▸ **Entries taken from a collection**

====

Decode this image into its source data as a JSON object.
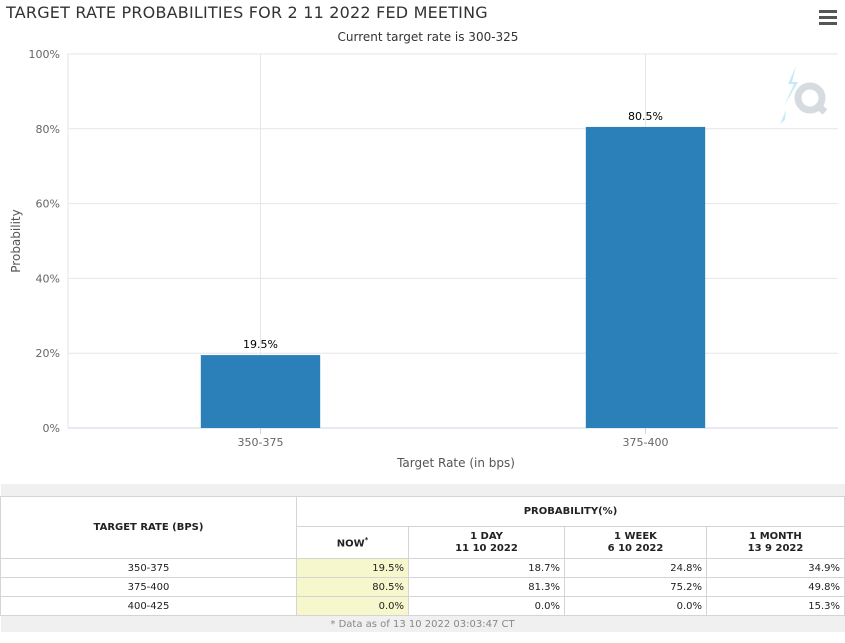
{
  "header": {
    "title": "TARGET RATE PROBABILITIES FOR 2 11 2022 FED MEETING",
    "menu_icon": "hamburger-menu-icon",
    "logo_icon": "quikstrike-logo-icon"
  },
  "chart_data": {
    "type": "bar",
    "title": "TARGET RATE PROBABILITIES FOR 2 11 2022 FED MEETING",
    "subtitle": "Current target rate is 300-325",
    "xlabel": "Target Rate (in bps)",
    "ylabel": "Probability",
    "categories": [
      "350-375",
      "375-400"
    ],
    "values": [
      19.5,
      80.5
    ],
    "data_labels": [
      "19.5%",
      "80.5%"
    ],
    "ylim": [
      0,
      100
    ],
    "yticks": [
      "0%",
      "20%",
      "40%",
      "60%",
      "80%",
      "100%"
    ],
    "ytick_values": [
      0,
      20,
      40,
      60,
      80,
      100
    ],
    "bar_color": "#2b80b9",
    "grid": true
  },
  "table": {
    "col_rate": "TARGET RATE (BPS)",
    "col_prob": "PROBABILITY(%)",
    "subcols": [
      {
        "line1": "NOW",
        "line2": ""
      },
      {
        "line1": "1 DAY",
        "line2": "11 10 2022"
      },
      {
        "line1": "1 WEEK",
        "line2": "6 10 2022"
      },
      {
        "line1": "1 MONTH",
        "line2": "13 9 2022"
      }
    ],
    "now_marker": "*",
    "rows": [
      {
        "rate": "350-375",
        "now": "19.5%",
        "day": "18.7%",
        "week": "24.8%",
        "month": "34.9%"
      },
      {
        "rate": "375-400",
        "now": "80.5%",
        "day": "81.3%",
        "week": "75.2%",
        "month": "49.8%"
      },
      {
        "rate": "400-425",
        "now": "0.0%",
        "day": "0.0%",
        "week": "0.0%",
        "month": "15.3%"
      }
    ],
    "footnote": "* Data as of 13 10 2022 03:03:47 CT",
    "now_highlight": "#f7f7cd"
  }
}
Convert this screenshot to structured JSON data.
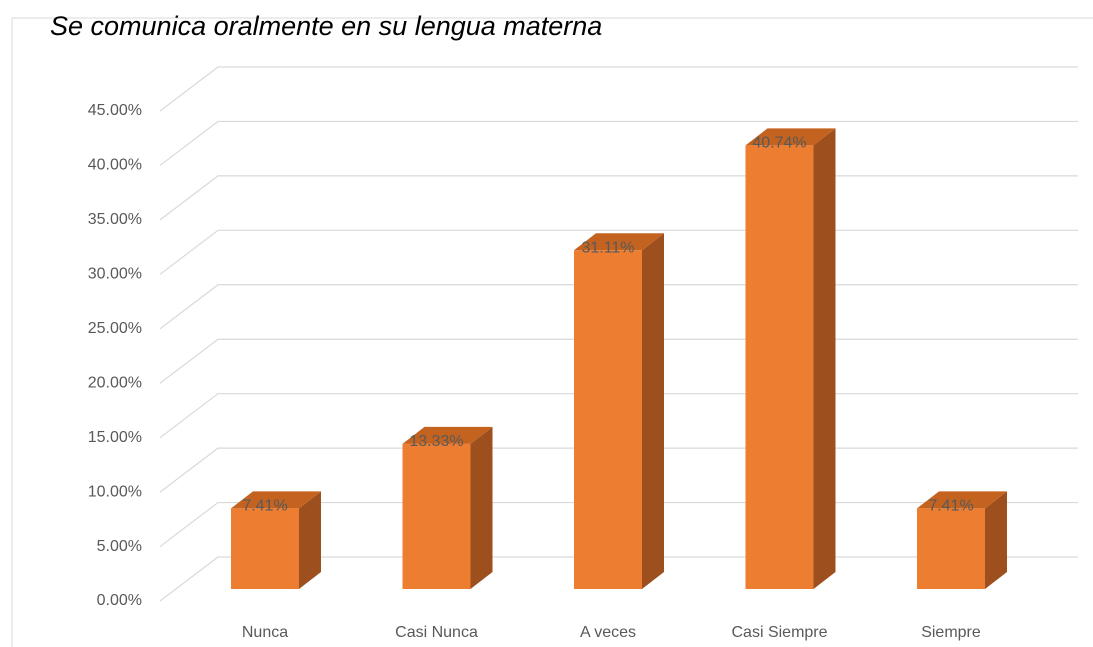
{
  "chart_data": {
    "type": "bar3d",
    "title": "Se comunica oralmente en su lengua materna",
    "categories": [
      "Nunca",
      "Casi Nunca",
      "A veces",
      "Casi Siempre",
      "Siempre"
    ],
    "values": [
      7.41,
      13.33,
      31.11,
      40.74,
      7.41
    ],
    "value_labels": [
      "7.41%",
      "13.33%",
      "31.11%",
      "40.74%",
      "7.41%"
    ],
    "color": "#ed7d31",
    "ylim": [
      0,
      45
    ],
    "yticks": [
      {
        "value": 0,
        "label": "0.00%"
      },
      {
        "value": 5,
        "label": "5.00%"
      },
      {
        "value": 10,
        "label": "10.00%"
      },
      {
        "value": 15,
        "label": "15.00%"
      },
      {
        "value": 20,
        "label": "20.00%"
      },
      {
        "value": 25,
        "label": "25.00%"
      },
      {
        "value": 30,
        "label": "30.00%"
      },
      {
        "value": 35,
        "label": "35.00%"
      },
      {
        "value": 40,
        "label": "40.00%"
      },
      {
        "value": 45,
        "label": "45.00%"
      }
    ],
    "grid": true
  }
}
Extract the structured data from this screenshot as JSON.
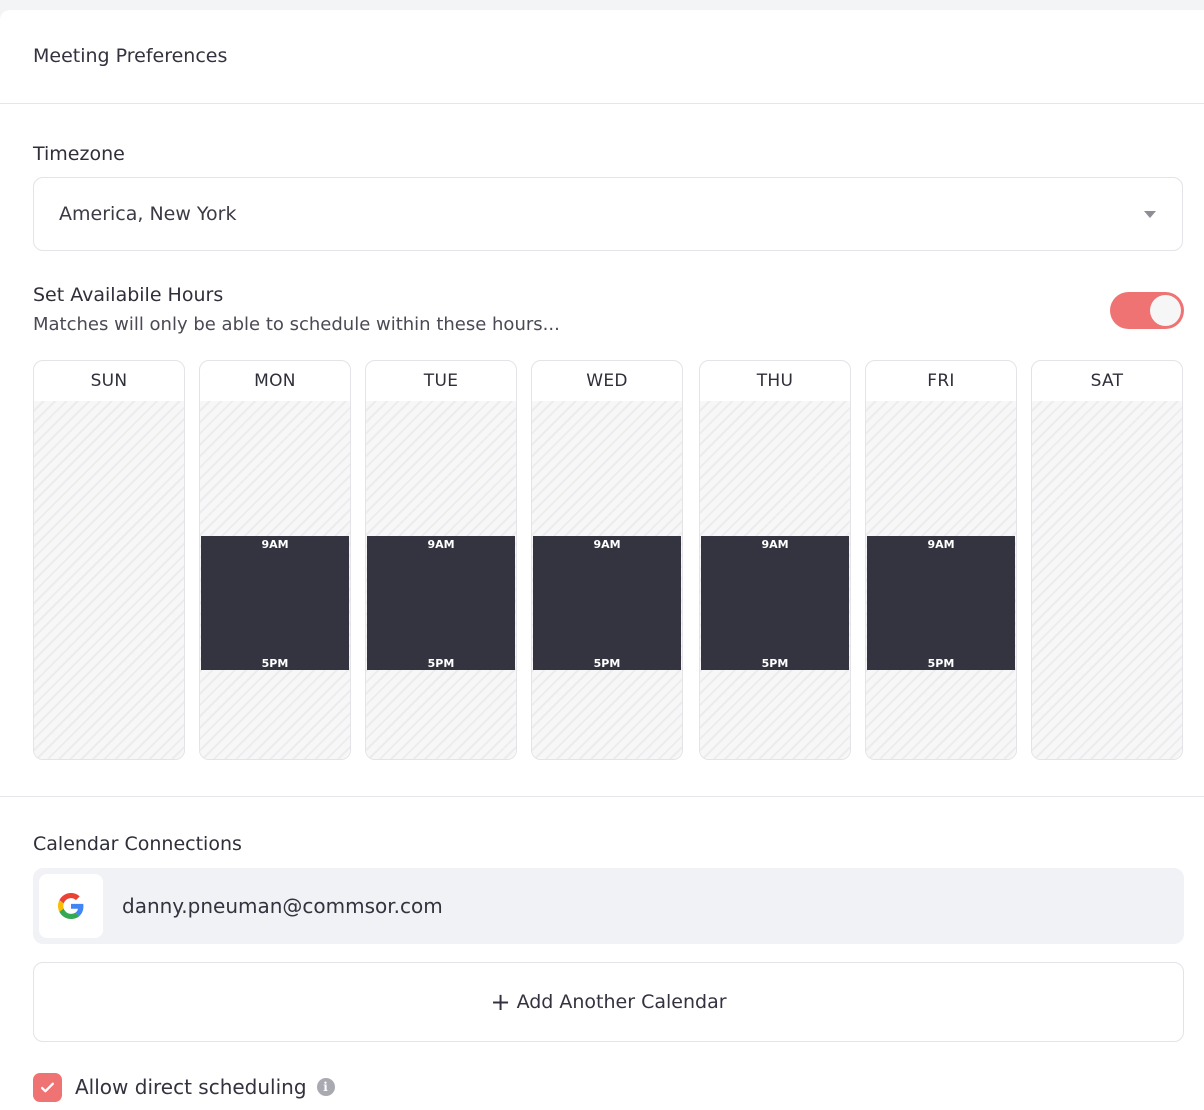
{
  "header": {
    "title": "Meeting Preferences"
  },
  "timezone": {
    "label": "Timezone",
    "value": "America, New York"
  },
  "availability": {
    "title": "Set Availabile Hours",
    "subtitle": "Matches will only be able to schedule within these hours...",
    "enabled": true,
    "days": [
      {
        "name": "SUN",
        "available": false,
        "start": "",
        "end": ""
      },
      {
        "name": "MON",
        "available": true,
        "start": "9AM",
        "end": "5PM"
      },
      {
        "name": "TUE",
        "available": true,
        "start": "9AM",
        "end": "5PM"
      },
      {
        "name": "WED",
        "available": true,
        "start": "9AM",
        "end": "5PM"
      },
      {
        "name": "THU",
        "available": true,
        "start": "9AM",
        "end": "5PM"
      },
      {
        "name": "FRI",
        "available": true,
        "start": "9AM",
        "end": "5PM"
      },
      {
        "name": "SAT",
        "available": false,
        "start": "",
        "end": ""
      }
    ]
  },
  "calendar": {
    "title": "Calendar Connections",
    "connections": [
      {
        "provider": "google",
        "email": "danny.pneuman@commsor.com"
      }
    ],
    "add_label": "Add Another Calendar"
  },
  "direct_scheduling": {
    "label": "Allow direct scheduling",
    "checked": true
  },
  "colors": {
    "accent": "#ef7373",
    "available_block": "#343441"
  }
}
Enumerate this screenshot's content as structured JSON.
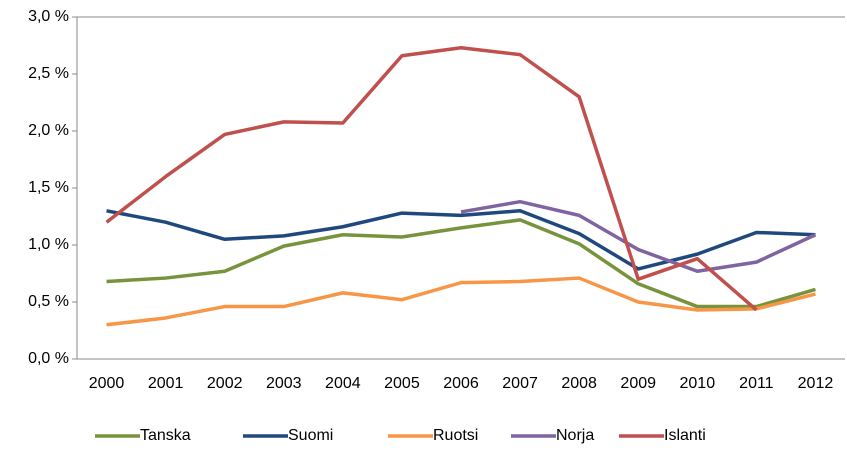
{
  "chart_data": {
    "type": "line",
    "categories": [
      "2000",
      "2001",
      "2002",
      "2003",
      "2004",
      "2005",
      "2006",
      "2007",
      "2008",
      "2009",
      "2010",
      "2011",
      "2012"
    ],
    "series": [
      {
        "name": "Tanska",
        "color": "#77933c",
        "values": [
          0.68,
          0.71,
          0.77,
          0.99,
          1.09,
          1.07,
          1.15,
          1.22,
          1.01,
          0.66,
          0.46,
          0.46,
          0.61
        ]
      },
      {
        "name": "Suomi",
        "color": "#1f497d",
        "values": [
          1.3,
          1.2,
          1.05,
          1.08,
          1.16,
          1.28,
          1.26,
          1.3,
          1.1,
          0.79,
          0.92,
          1.11,
          1.09
        ]
      },
      {
        "name": "Ruotsi",
        "color": "#f79646",
        "values": [
          0.3,
          0.36,
          0.46,
          0.46,
          0.58,
          0.52,
          0.67,
          0.68,
          0.71,
          0.5,
          0.43,
          0.44,
          0.57
        ]
      },
      {
        "name": "Norja",
        "color": "#8064a2",
        "values": [
          null,
          null,
          null,
          null,
          null,
          null,
          1.29,
          1.38,
          1.26,
          0.96,
          0.77,
          0.85,
          1.09
        ]
      },
      {
        "name": "Islanti",
        "color": "#c0504d",
        "values": [
          1.2,
          1.6,
          1.97,
          2.08,
          2.07,
          2.66,
          2.73,
          2.67,
          2.3,
          0.7,
          0.88,
          0.43,
          null
        ]
      }
    ],
    "ylim": [
      0,
      3
    ],
    "yticks": [
      {
        "value": 0,
        "label": "0,0 %"
      },
      {
        "value": 0.5,
        "label": "0,5 %"
      },
      {
        "value": 1,
        "label": "1,0 %"
      },
      {
        "value": 1.5,
        "label": "1,5 %"
      },
      {
        "value": 2,
        "label": "2,0 %"
      },
      {
        "value": 2.5,
        "label": "2,5 %"
      },
      {
        "value": 3,
        "label": "3,0 %"
      }
    ],
    "grid": false,
    "legend": "bottom"
  }
}
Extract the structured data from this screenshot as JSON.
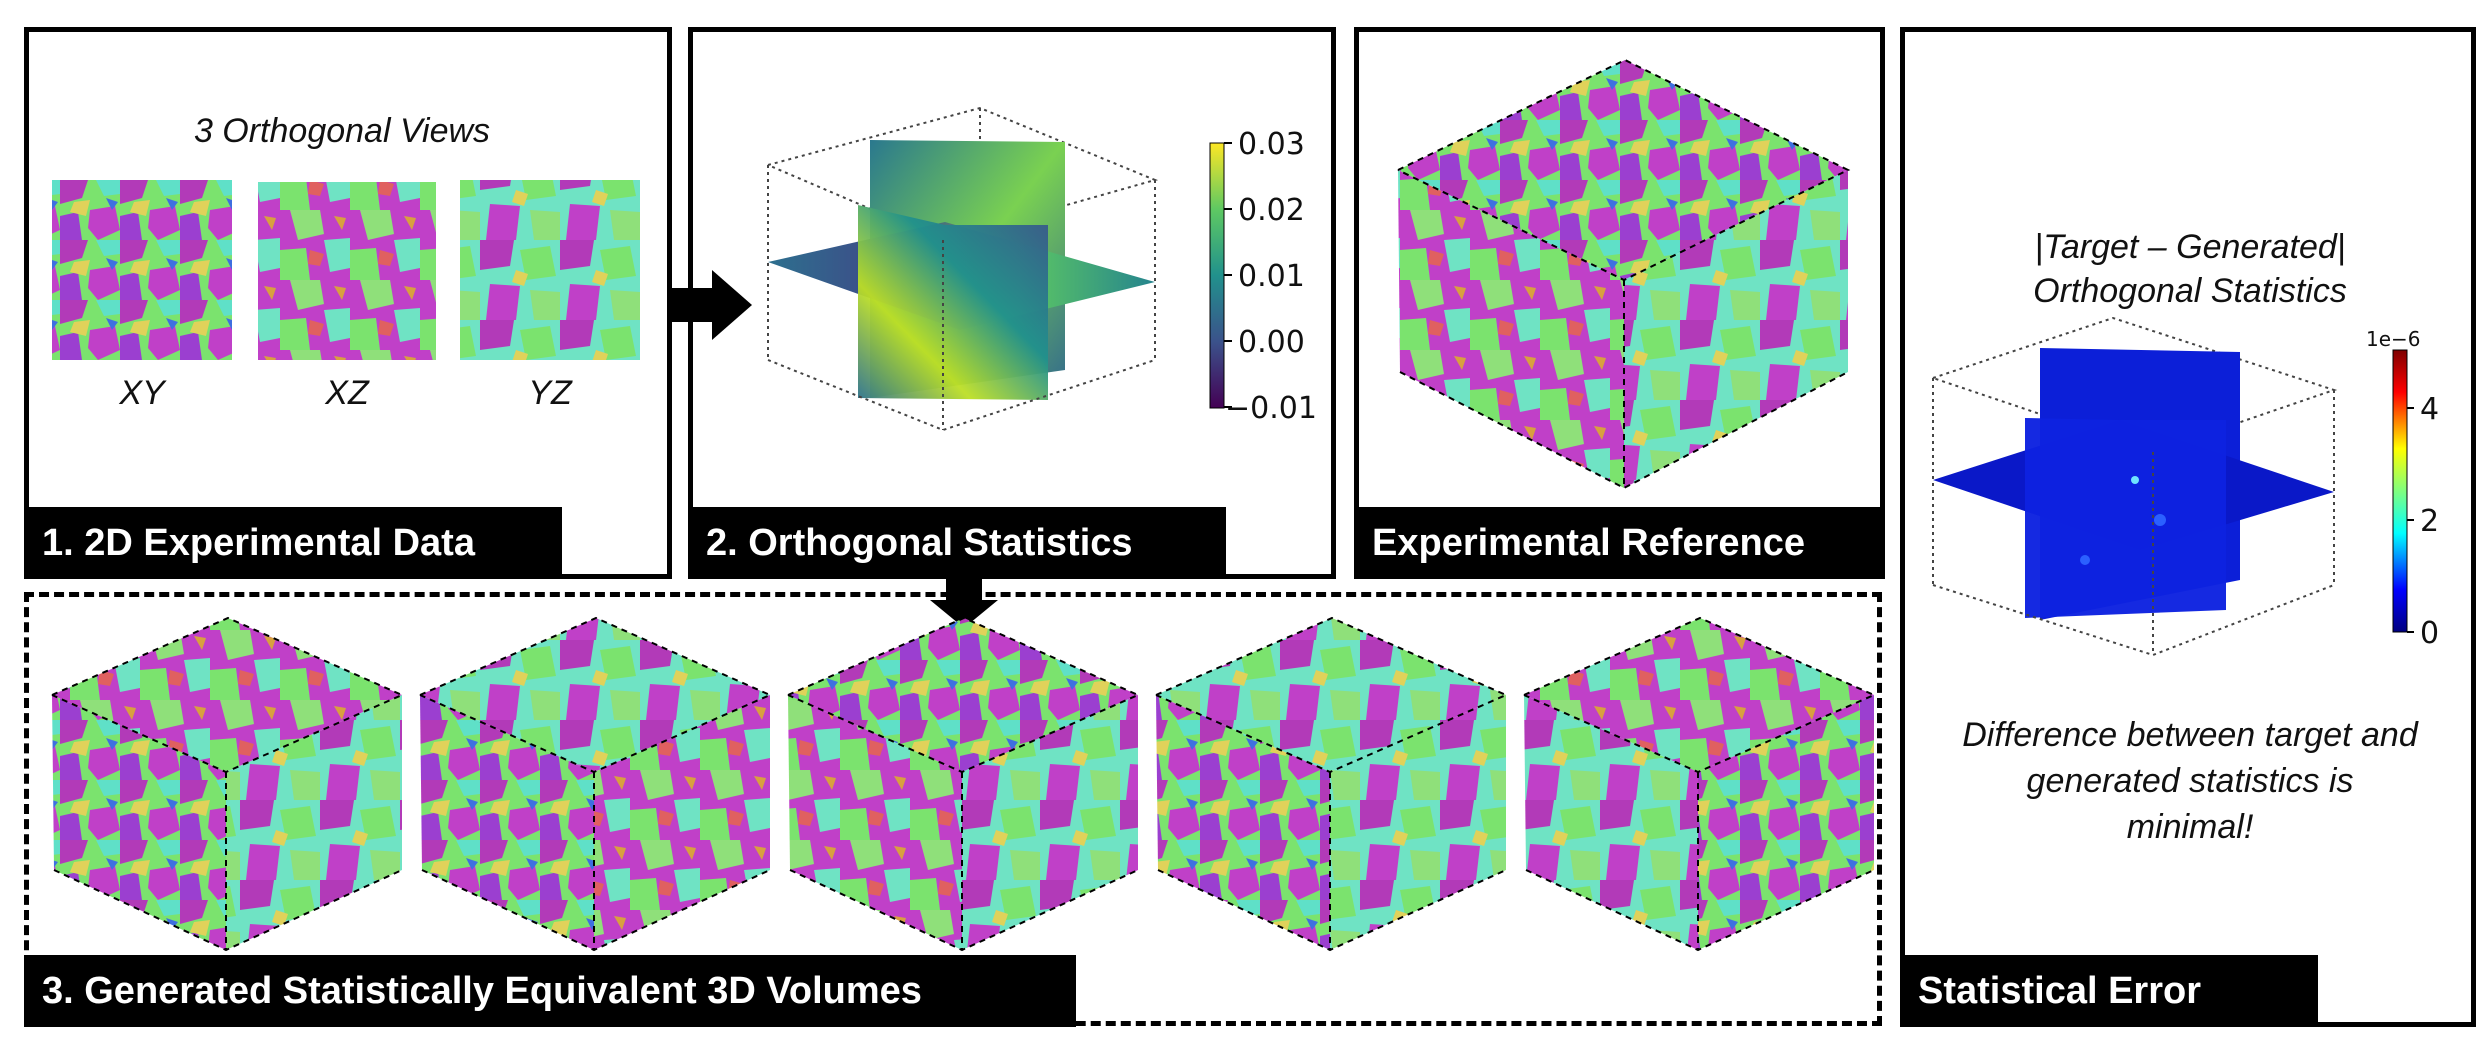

====

▸ **Goal**
Write the full listing out again with every line unchanged, but include no pictures.

▸ **Solution**
Decode this image into its source data as a JSON object.
{
  "header": {
    "title": "TARGET RATE PROBABILITIES FOR 2 11 2022 FED MEETING",
    "menu_icon": "hamburger-menu-icon",
    "logo_icon": "quikstrike-logo-icon"
  },
  "chart_data": {
    "type": "bar",
    "title": "TARGET RATE PROBABILITIES FOR 2 11 2022 FED MEETING",
    "subtitle": "Current target rate is 300-325",
    "xlabel": "Target Rate (in bps)",
    "ylabel": "Probability",
    "categories": [
      "350-375",
      "375-400"
    ],
    "values": [
      19.5,
      80.5
    ],
    "data_labels": [
      "19.5%",
      "80.5%"
    ],
    "ylim": [
      0,
      100
    ],
    "yticks": [
      "0%",
      "20%",
      "40%",
      "60%",
      "80%",
      "100%"
    ],
    "ytick_values": [
      0,
      20,
      40,
      60,
      80,
      100
    ],
    "bar_color": "#2b80b9",
    "grid": true
  },
  "table": {
    "col_rate": "TARGET RATE (BPS)",
    "col_prob": "PROBABILITY(%)",
    "subcols": [
      {
        "line1": "NOW",
        "line2": ""
      },
      {
        "line1": "1 DAY",
        "line2": "11 10 2022"
      },
      {
        "line1": "1 WEEK",
        "line2": "6 10 2022"
      },
      {
        "line1": "1 MONTH",
        "line2": "13 9 2022"
      }
    ],
    "now_marker": "*",
    "rows": [
      {
        "rate": "350-375",
        "now": "19.5%",
        "day": "18.7%",
        "week": "24.8%",
        "month": "34.9%"
      },
      {
        "rate": "375-400",
        "now": "80.5%",
        "day": "81.3%",
        "week": "75.2%",
        "month": "49.8%"
      },
      {
        "rate": "400-425",
        "now": "0.0%",
        "day": "0.0%",
        "week": "0.0%",
        "month": "15.3%"
      }
    ],
    "footnote": "* Data as of 13 10 2022 03:03:47 CT",
    "now_highlight": "#f7f7cd"
  }
}
Convert this screenshot to structured JSON data.
{
  "chart_data": {
    "type": "bar3d",
    "title": "Se comunica oralmente en su lengua materna",
    "categories": [
      "Nunca",
      "Casi Nunca",
      "A veces",
      "Casi Siempre",
      "Siempre"
    ],
    "values": [
      7.41,
      13.33,
      31.11,
      40.74,
      7.41
    ],
    "value_labels": [
      "7.41%",
      "13.33%",
      "31.11%",
      "40.74%",
      "7.41%"
    ],
    "color": "#ed7d31",
    "ylim": [
      0,
      45
    ],
    "yticks": [
      {
        "value": 0,
        "label": "0.00%"
      },
      {
        "value": 5,
        "label": "5.00%"
      },
      {
        "value": 10,
        "label": "10.00%"
      },
      {
        "value": 15,
        "label": "15.00%"
      },
      {
        "value": 20,
        "label": "20.00%"
      },
      {
        "value": 25,
        "label": "25.00%"
      },
      {
        "value": 30,
        "label": "30.00%"
      },
      {
        "value": 35,
        "label": "35.00%"
      },
      {
        "value": 40,
        "label": "40.00%"
      },
      {
        "value": 45,
        "label": "45.00%"
      }
    ],
    "grid": true
  }
}
Extract the structured data from this screenshot as JSON.
{
  "header": {
    "title": "Meeting Preferences"
  },
  "timezone": {
    "label": "Timezone",
    "value": "America, New York"
  },
  "availability": {
    "title": "Set Availabile Hours",
    "subtitle": "Matches will only be able to schedule within these hours...",
    "enabled": true,
    "days": [
      {
        "name": "SUN",
        "available": false,
        "start": "",
        "end": ""
      },
      {
        "name": "MON",
        "available": true,
        "start": "9AM",
        "end": "5PM"
      },
      {
        "name": "TUE",
        "available": true,
        "start": "9AM",
        "end": "5PM"
      },
      {
        "name": "WED",
        "available": true,
        "start": "9AM",
        "end": "5PM"
      },
      {
        "name": "THU",
        "available": true,
        "start": "9AM",
        "end": "5PM"
      },
      {
        "name": "FRI",
        "available": true,
        "start": "9AM",
        "end": "5PM"
      },
      {
        "name": "SAT",
        "available": false,
        "start": "",
        "end": ""
      }
    ]
  },
  "calendar": {
    "title": "Calendar Connections",
    "connections": [
      {
        "provider": "google",
        "email": "danny.pneuman@commsor.com"
      }
    ],
    "add_label": "Add Another Calendar"
  },
  "direct_scheduling": {
    "label": "Allow direct scheduling",
    "checked": true
  },
  "colors": {
    "accent": "#ef7373",
    "available_block": "#343441"
  }
}
Enumerate this screenshot's content as structured JSON.
{
  "chart_data": {
    "type": "line",
    "categories": [
      "2000",
      "2001",
      "2002",
      "2003",
      "2004",
      "2005",
      "2006",
      "2007",
      "2008",
      "2009",
      "2010",
      "2011",
      "2012"
    ],
    "series": [
      {
        "name": "Tanska",
        "color": "#77933c",
        "values": [
          0.68,
          0.71,
          0.77,
          0.99,
          1.09,
          1.07,
          1.15,
          1.22,
          1.01,
          0.66,
          0.46,
          0.46,
          0.61
        ]
      },
      {
        "name": "Suomi",
        "color": "#1f497d",
        "values": [
          1.3,
          1.2,
          1.05,
          1.08,
          1.16,
          1.28,
          1.26,
          1.3,
          1.1,
          0.79,
          0.92,
          1.11,
          1.09
        ]
      },
      {
        "name": "Ruotsi",
        "color": "#f79646",
        "values": [
          0.3,
          0.36,
          0.46,
          0.46,
          0.58,
          0.52,
          0.67,
          0.68,
          0.71,
          0.5,
          0.43,
          0.44,
          0.57
        ]
      },
      {
        "name": "Norja",
        "color": "#8064a2",
        "values": [
          null,
          null,
          null,
          null,
          null,
          null,
          1.29,
          1.38,
          1.26,
          0.96,
          0.77,
          0.85,
          1.09
        ]
      },
      {
        "name": "Islanti",
        "color": "#c0504d",
        "values": [
          1.2,
          1.6,
          1.97,
          2.08,
          2.07,
          2.66,
          2.73,
          2.67,
          2.3,
          0.7,
          0.88,
          0.43,
          null
        ]
      }
    ],
    "ylim": [
      0,
      3
    ],
    "yticks": [
      {
        "value": 0,
        "label": "0,0 %"
      },
      {
        "value": 0.5,
        "label": "0,5 %"
      },
      {
        "value": 1,
        "label": "1,0 %"
      },
      {
        "value": 1.5,
        "label": "1,5 %"
      },
      {
        "value": 2,
        "label": "2,0 %"
      },
      {
        "value": 2.5,
        "label": "2,5 %"
      },
      {
        "value": 3,
        "label": "3,0 %"
      }
    ],
    "grid": false,
    "legend": "bottom"
  }
}
Extract the structured data from this screenshot as JSON.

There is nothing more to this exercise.